** start Working data **

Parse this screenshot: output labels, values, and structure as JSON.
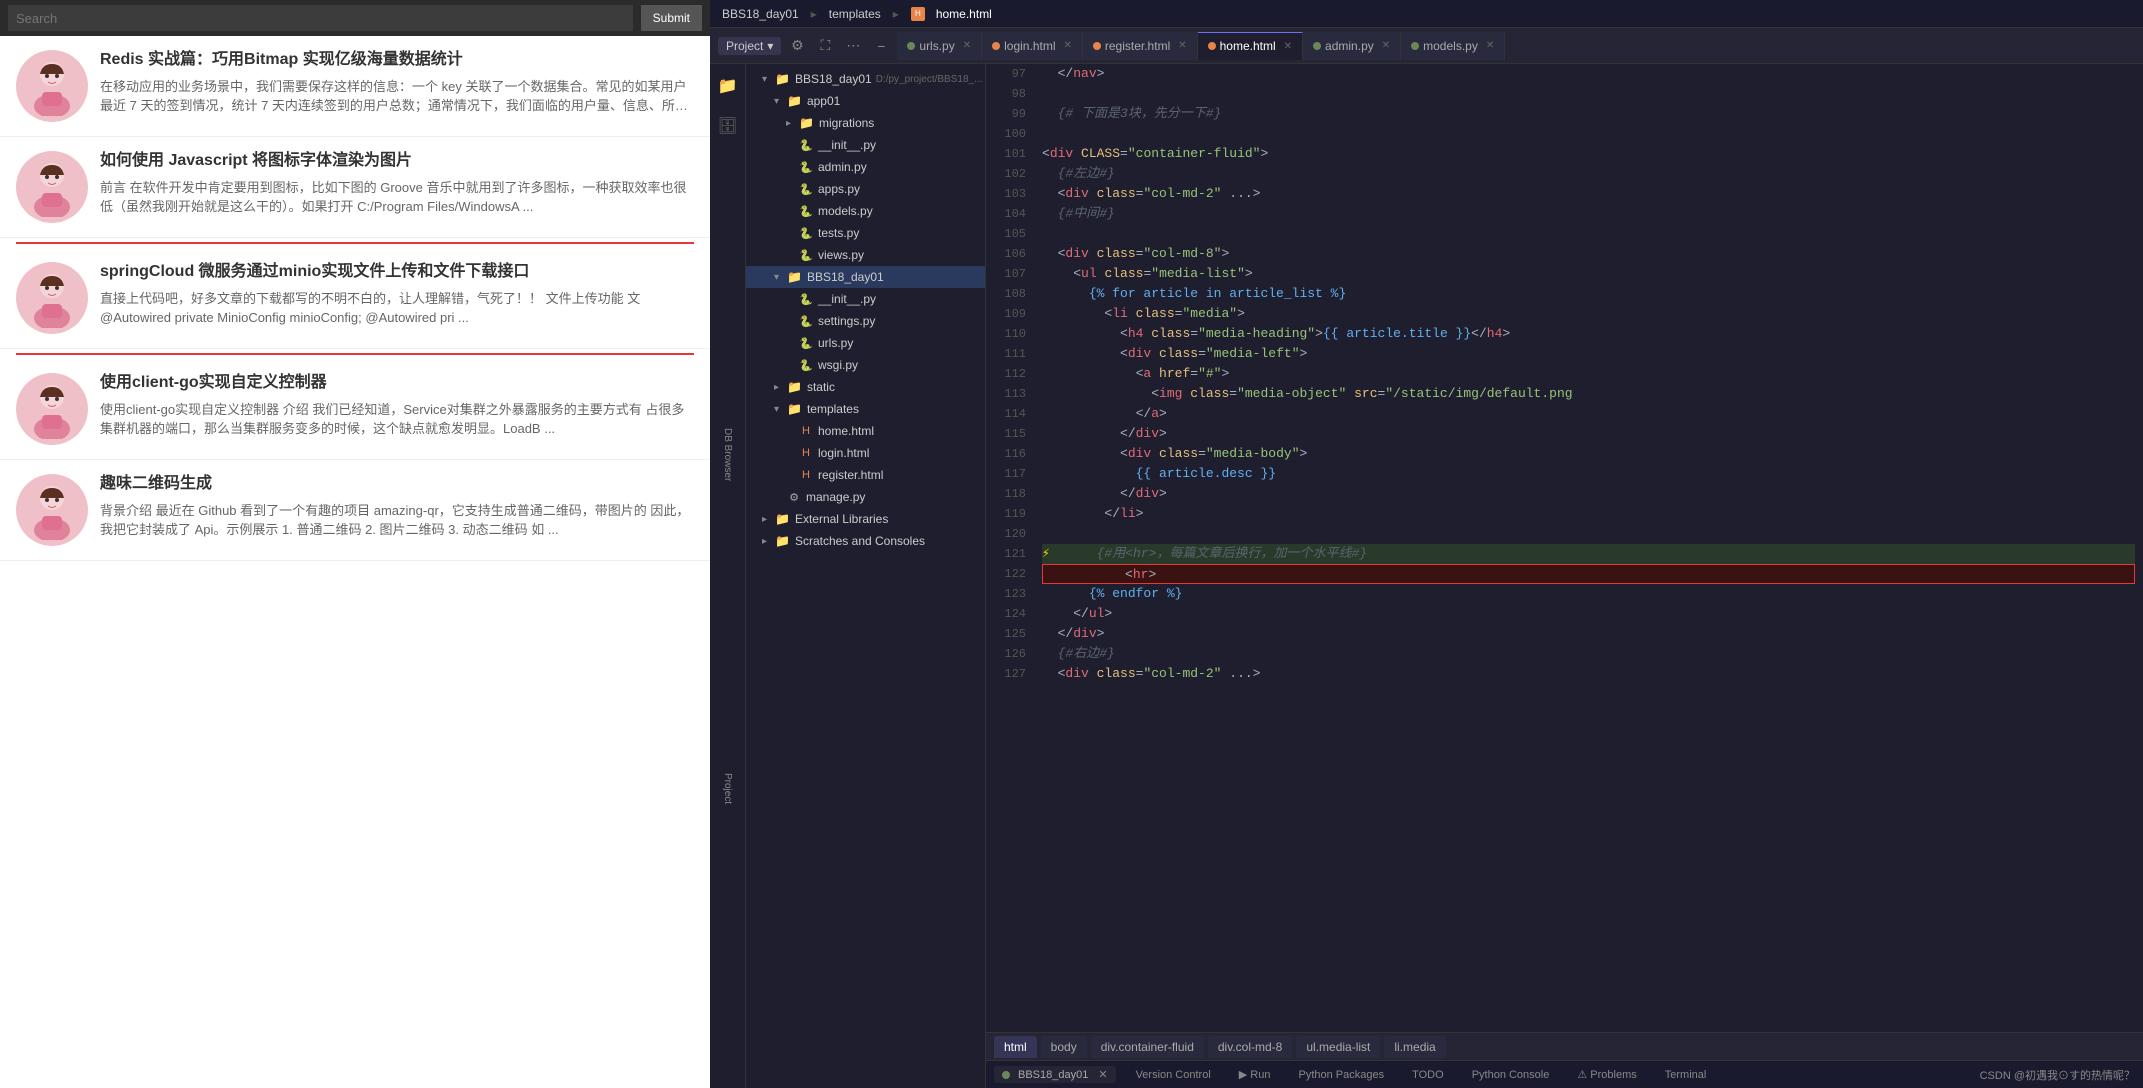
{
  "leftPanel": {
    "searchPlaceholder": "Search",
    "submitBtn": "Submit",
    "articles": [
      {
        "title": "Redis 实战篇：巧用Bitmap 实现亿级海量数据统计",
        "desc": "在移动应用的业务场景中，我们需要保存这样的信息：一个 key 关联了一个数据集合。常见的如某用户最近 7 天的签到情况，统计 7 天内连续签到的用户总数；通常情况下，我们面临的用户量、信息、所以，我们必须"
      },
      {
        "title": "如何使用 Javascript 将图标字体渲染为图片",
        "desc": "前言 在软件开发中肯定要用到图标，比如下图的 Groove 音乐中就用到了许多图标，一种获取效率也很低（虽然我刚开始就是这么干的）。如果打开 C:/Program Files/WindowsA ..."
      },
      {
        "title": "springCloud 微服务通过minio实现文件上传和文件下载接口",
        "desc": "直接上代码吧，好多文章的下载都写的不明不白的，让人理解错，气死了！！ 文件上传功能 文 @Autowired private MinioConfig minioConfig; @Autowired pri ..."
      },
      {
        "title": "使用client-go实现自定义控制器",
        "desc": "使用client-go实现自定义控制器 介绍 我们已经知道，Service对集群之外暴露服务的主要方式有 占很多集群机器的端口，那么当集群服务变多的时候，这个缺点就愈发明显。LoadB ..."
      },
      {
        "title": "趣味二维码生成",
        "desc": "背景介绍 最近在 Github 看到了一个有趣的项目 amazing-qr，它支持生成普通二维码，带图片的 因此，我把它封装成了 Api。示例展示 1. 普通二维码 2. 图片二维码 3. 动态二维码 如 ..."
      }
    ]
  },
  "ide": {
    "breadcrumbs": [
      "BBS18_day01",
      "templates",
      "home.html"
    ],
    "tabs": [
      {
        "label": "urls.py",
        "type": "py",
        "active": false
      },
      {
        "label": "login.html",
        "type": "html",
        "active": false
      },
      {
        "label": "register.html",
        "type": "html",
        "active": false
      },
      {
        "label": "home.html",
        "type": "html",
        "active": true
      },
      {
        "label": "admin.py",
        "type": "py",
        "active": false
      },
      {
        "label": "models.py",
        "type": "py",
        "active": false
      }
    ],
    "projectBtn": "Project",
    "fileTree": {
      "root": "BBS18_day01",
      "rootPath": "D:/py_project/BBS18_...",
      "items": [
        {
          "label": "app01",
          "type": "folder",
          "indent": 1,
          "expanded": true
        },
        {
          "label": "migrations",
          "type": "folder",
          "indent": 2,
          "expanded": false
        },
        {
          "label": "__init__.py",
          "type": "py",
          "indent": 3
        },
        {
          "label": "admin.py",
          "type": "py",
          "indent": 3
        },
        {
          "label": "apps.py",
          "type": "py",
          "indent": 3
        },
        {
          "label": "models.py",
          "type": "py",
          "indent": 3
        },
        {
          "label": "tests.py",
          "type": "py",
          "indent": 3
        },
        {
          "label": "views.py",
          "type": "py",
          "indent": 3
        },
        {
          "label": "BBS18_day01",
          "type": "folder",
          "indent": 2,
          "expanded": true,
          "selected": true
        },
        {
          "label": "__init__.py",
          "type": "py",
          "indent": 3
        },
        {
          "label": "settings.py",
          "type": "py",
          "indent": 3
        },
        {
          "label": "urls.py",
          "type": "py",
          "indent": 3
        },
        {
          "label": "wsgi.py",
          "type": "py",
          "indent": 3
        },
        {
          "label": "static",
          "type": "folder",
          "indent": 2,
          "expanded": false
        },
        {
          "label": "templates",
          "type": "folder",
          "indent": 2,
          "expanded": true
        },
        {
          "label": "home.html",
          "type": "html",
          "indent": 3
        },
        {
          "label": "login.html",
          "type": "html",
          "indent": 3
        },
        {
          "label": "register.html",
          "type": "html",
          "indent": 3
        },
        {
          "label": "manage.py",
          "type": "py",
          "indent": 2
        },
        {
          "label": "External Libraries",
          "type": "folder-special",
          "indent": 1,
          "expanded": false
        },
        {
          "label": "Scratches and Consoles",
          "type": "folder-special",
          "indent": 1,
          "expanded": false
        }
      ]
    },
    "codeLines": [
      {
        "num": 97,
        "content": "  </nav>"
      },
      {
        "num": 98,
        "content": ""
      },
      {
        "num": 99,
        "content": "  {# 下面是3块，先分一下#}"
      },
      {
        "num": 100,
        "content": ""
      },
      {
        "num": 101,
        "content": "<div CLASS=\"container-fluid\">"
      },
      {
        "num": 102,
        "content": "  {#左边#}"
      },
      {
        "num": 103,
        "content": "  <div class=\"col-md-2\" ...>"
      },
      {
        "num": 104,
        "content": "  {#中间#}"
      },
      {
        "num": 105,
        "content": ""
      },
      {
        "num": 106,
        "content": "  <div class=\"col-md-8\">"
      },
      {
        "num": 107,
        "content": "    <ul class=\"media-list\">"
      },
      {
        "num": 108,
        "content": "      {% for article in article_list %}"
      },
      {
        "num": 109,
        "content": "        <li class=\"media\">"
      },
      {
        "num": 110,
        "content": "          <h4 class=\"media-heading\">{{ article.title }}</h4>"
      },
      {
        "num": 111,
        "content": "          <div class=\"media-left\">"
      },
      {
        "num": 112,
        "content": "            <a href=\"#\">"
      },
      {
        "num": 113,
        "content": "              <img class=\"media-object\" src=\"/static/img/default.png"
      },
      {
        "num": 114,
        "content": "            </a>"
      },
      {
        "num": 115,
        "content": "          </div>"
      },
      {
        "num": 116,
        "content": "          <div class=\"media-body\">"
      },
      {
        "num": 117,
        "content": "            {{ article.desc }}"
      },
      {
        "num": 118,
        "content": "          </div>"
      },
      {
        "num": 119,
        "content": "        </li>"
      },
      {
        "num": 120,
        "content": ""
      },
      {
        "num": 121,
        "content": "  ⚡      {#用<hr>，每篇文章后换行，加一个水平线#}"
      },
      {
        "num": 122,
        "content": "          <hr>",
        "errorHighlight": true
      },
      {
        "num": 123,
        "content": "      {% endfor %}"
      },
      {
        "num": 124,
        "content": "    </ul>"
      },
      {
        "num": 125,
        "content": "  </div>"
      },
      {
        "num": 126,
        "content": "  {#右边#}"
      },
      {
        "num": 127,
        "content": "  <div class=\"col-md-2\" ...>"
      }
    ],
    "bottomTabs": [
      "html",
      "body",
      "div.container-fluid",
      "div.col-md-8",
      "ul.media-list",
      "li.media"
    ],
    "bottomBar": {
      "runLabel": "BBS18_day01",
      "tabs": [
        "Version Control",
        "Run",
        "Python Packages",
        "TODO",
        "Python Console",
        "Problems",
        "Terminal"
      ]
    },
    "statusText": "CSDN @初遇我⊙す的热情呢？"
  }
}
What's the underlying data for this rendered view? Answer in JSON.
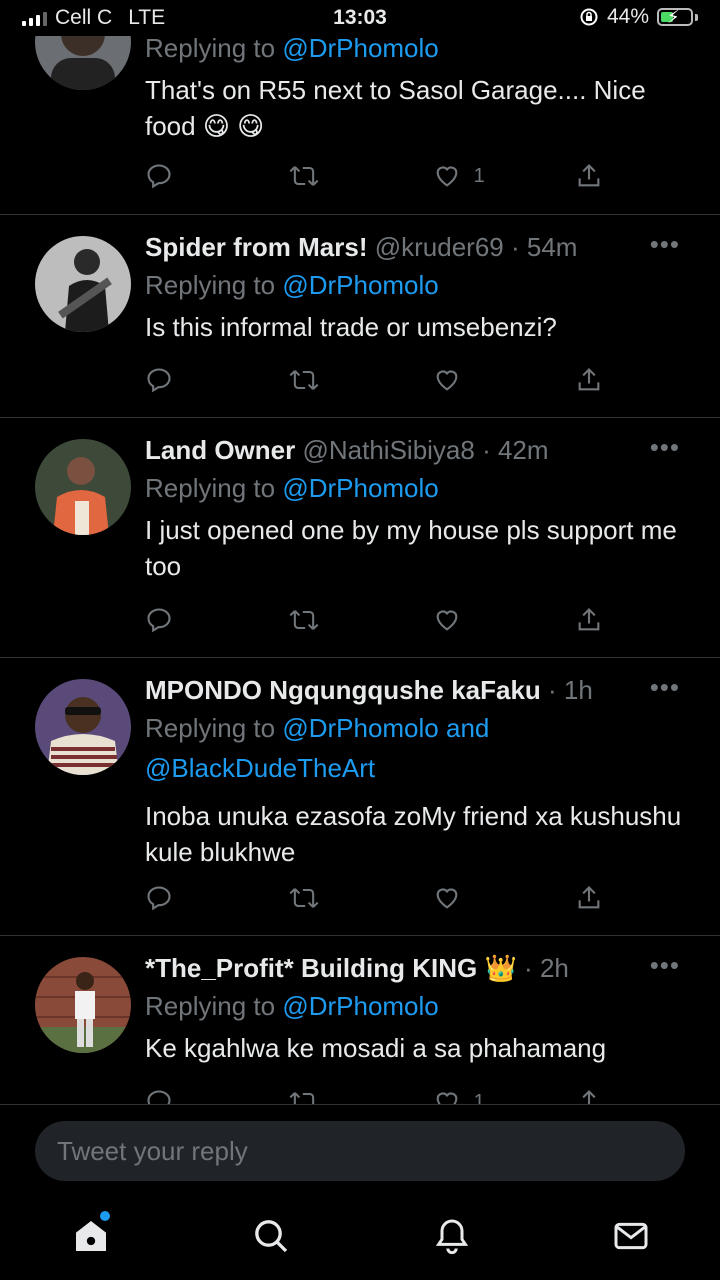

** end Working data **

**Directions**
List the lines of the records where "true" occurs.

**Output**
        "active": true
          "expanded": true
          "expanded": true,
          "selected": true
          "expanded": true
        "errorHighlight": true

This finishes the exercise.